--- Start STORED DATA ---

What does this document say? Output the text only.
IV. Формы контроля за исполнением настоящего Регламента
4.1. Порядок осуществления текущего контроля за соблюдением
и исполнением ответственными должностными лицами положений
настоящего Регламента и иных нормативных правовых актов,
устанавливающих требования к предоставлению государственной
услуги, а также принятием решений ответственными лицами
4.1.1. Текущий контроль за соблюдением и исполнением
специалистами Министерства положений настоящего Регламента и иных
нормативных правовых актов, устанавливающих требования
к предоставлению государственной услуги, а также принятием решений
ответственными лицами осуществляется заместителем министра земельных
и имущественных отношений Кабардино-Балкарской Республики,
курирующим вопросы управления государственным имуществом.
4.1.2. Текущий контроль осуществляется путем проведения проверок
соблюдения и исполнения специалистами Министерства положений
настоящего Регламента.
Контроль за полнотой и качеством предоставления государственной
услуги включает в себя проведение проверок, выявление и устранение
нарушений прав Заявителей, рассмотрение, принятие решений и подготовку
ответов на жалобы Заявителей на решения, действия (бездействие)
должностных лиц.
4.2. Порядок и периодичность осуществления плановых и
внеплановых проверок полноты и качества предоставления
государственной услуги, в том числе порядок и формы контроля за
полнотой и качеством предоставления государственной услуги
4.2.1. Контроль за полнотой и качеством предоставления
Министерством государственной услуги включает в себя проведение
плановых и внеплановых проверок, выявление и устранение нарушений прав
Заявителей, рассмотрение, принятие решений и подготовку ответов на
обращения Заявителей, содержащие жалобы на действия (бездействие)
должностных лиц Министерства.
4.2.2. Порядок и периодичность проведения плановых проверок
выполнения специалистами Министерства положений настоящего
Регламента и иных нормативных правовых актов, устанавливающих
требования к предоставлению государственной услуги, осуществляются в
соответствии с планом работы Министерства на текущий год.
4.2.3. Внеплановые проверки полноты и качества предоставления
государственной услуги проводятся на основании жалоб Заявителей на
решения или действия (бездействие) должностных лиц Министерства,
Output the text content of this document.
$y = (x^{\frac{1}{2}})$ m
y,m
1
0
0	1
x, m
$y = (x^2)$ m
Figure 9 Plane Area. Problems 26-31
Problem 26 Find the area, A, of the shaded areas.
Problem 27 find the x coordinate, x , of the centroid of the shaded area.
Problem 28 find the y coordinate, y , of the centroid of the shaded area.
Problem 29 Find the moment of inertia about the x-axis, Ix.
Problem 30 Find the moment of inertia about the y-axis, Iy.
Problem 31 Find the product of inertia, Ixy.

--- End STORED DATA ---

**WHAT TO WORK ON**
Which lines in the listing above hold the word "жалобы"? Show each of them.

**EXERCISE OUTPUT**
ответов на жалобы Заявителей на решения, действия (бездействие)
обращения Заявителей, содержащие жалобы на действия (бездействие)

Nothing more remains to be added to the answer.